### Task prompt
Copy all of the material exactly. Pictures are not to appear in the copy.

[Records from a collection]
=======
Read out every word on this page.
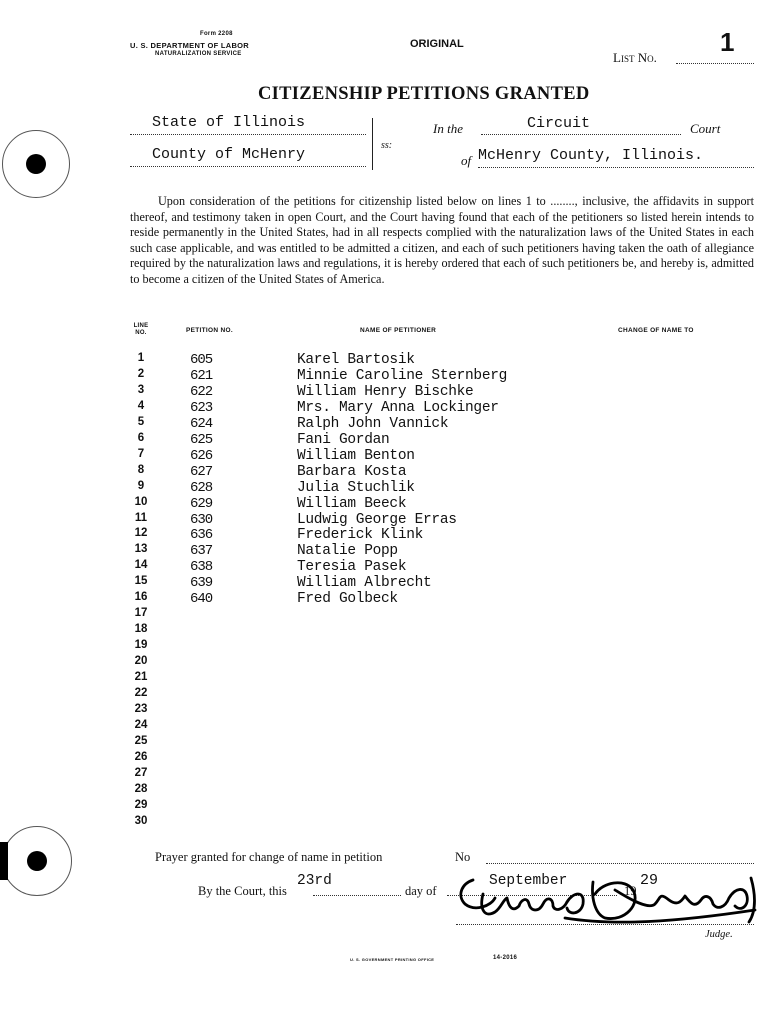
Form 2208
U. S. DEPARTMENT OF LABOR
NATURALIZATION SERVICE
ORIGINAL
List No.
1
CITIZENSHIP PETITIONS GRANTED
State of Illinois
County of McHenry
ss:
In the	Circuit	Court
of McHenry County, Illinois.
Upon consideration of the petitions for citizenship listed below on lines 1 to ........, inclusive, the affidavits in support thereof, and testimony taken in open Court, and the Court having found that each of the petitioners so listed herein intends to reside permanently in the United States, had in all respects complied with the naturalization laws of the United States in each such case applicable, and was entitled to be admitted a citizen, and each of such petitioners having taken the oath of allegiance required by the naturalization laws and regulations, it is hereby ordered that each of such petitioners be, and hereby is, admitted to become a citizen of the United States of America.
LINE NO.	PETITION NO.	NAME OF PETITIONER	CHANGE OF NAME TO
1	605	Karel Bartosik
2	621	Minnie Caroline Sternberg
3	622	William Henry Bischke
4	623	Mrs. Mary Anna Lockinger
5	624	Ralph John Vannick
6	625	Fani Gordan
7	626	William Benton
8	627	Barbara Kosta
9	628	Julia Stuchlik
10	629	William Beeck
11	630	Ludwig George Erras
12	636	Frederick Klink
13	637	Natalie Popp
14	638	Teresia Pasek
15	639	William Albrecht
16	640	Fred Golbeck
17
18
19
20
21
22
23
24
25
26
27
28
29
30
Prayer granted for change of name in petition	No
By the Court, this
23rd
day of
September
19
29
Judge.
U. S. GOVERNMENT PRINTING OFFICE	14-2016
=======
### Exercise answer
Read out every word on this page.
Form 2208
U. S. DEPARTMENT OF LABOR
NATURALIZATION SERVICE
ORIGINAL
List No.
1
CITIZENSHIP PETITIONS GRANTED
State of Illinois
County of McHenry
ss:
In the	Circuit	Court
of McHenry County, Illinois.
Upon consideration of the petitions for citizenship listed below on lines 1 to ........, inclusive, the affidavits in support thereof, and testimony taken in open Court, and the Court having found that each of the petitioners so listed herein intends to reside permanently in the United States, had in all respects complied with the naturalization laws of the United States in each such case applicable, and was entitled to be admitted a citizen, and each of such petitioners having taken the oath of allegiance required by the naturalization laws and regulations, it is hereby ordered that each of such petitioners be, and hereby is, admitted to become a citizen of the United States of America.
LINE NO.	PETITION NO.	NAME OF PETITIONER	CHANGE OF NAME TO
1	605	Karel Bartosik
2	621	Minnie Caroline Sternberg
3	622	William Henry Bischke
4	623	Mrs. Mary Anna Lockinger
5	624	Ralph John Vannick
6	625	Fani Gordan
7	626	William Benton
8	627	Barbara Kosta
9	628	Julia Stuchlik
10	629	William Beeck
11	630	Ludwig George Erras
12	636	Frederick Klink
13	637	Natalie Popp
14	638	Teresia Pasek
15	639	William Albrecht
16	640	Fred Golbeck
17
18
19
20
21
22
23
24
25
26
27
28
29
30
Prayer granted for change of name in petition	No
By the Court, this
23rd
day of
September
19
29
Judge.
U. S. GOVERNMENT PRINTING OFFICE	14-2016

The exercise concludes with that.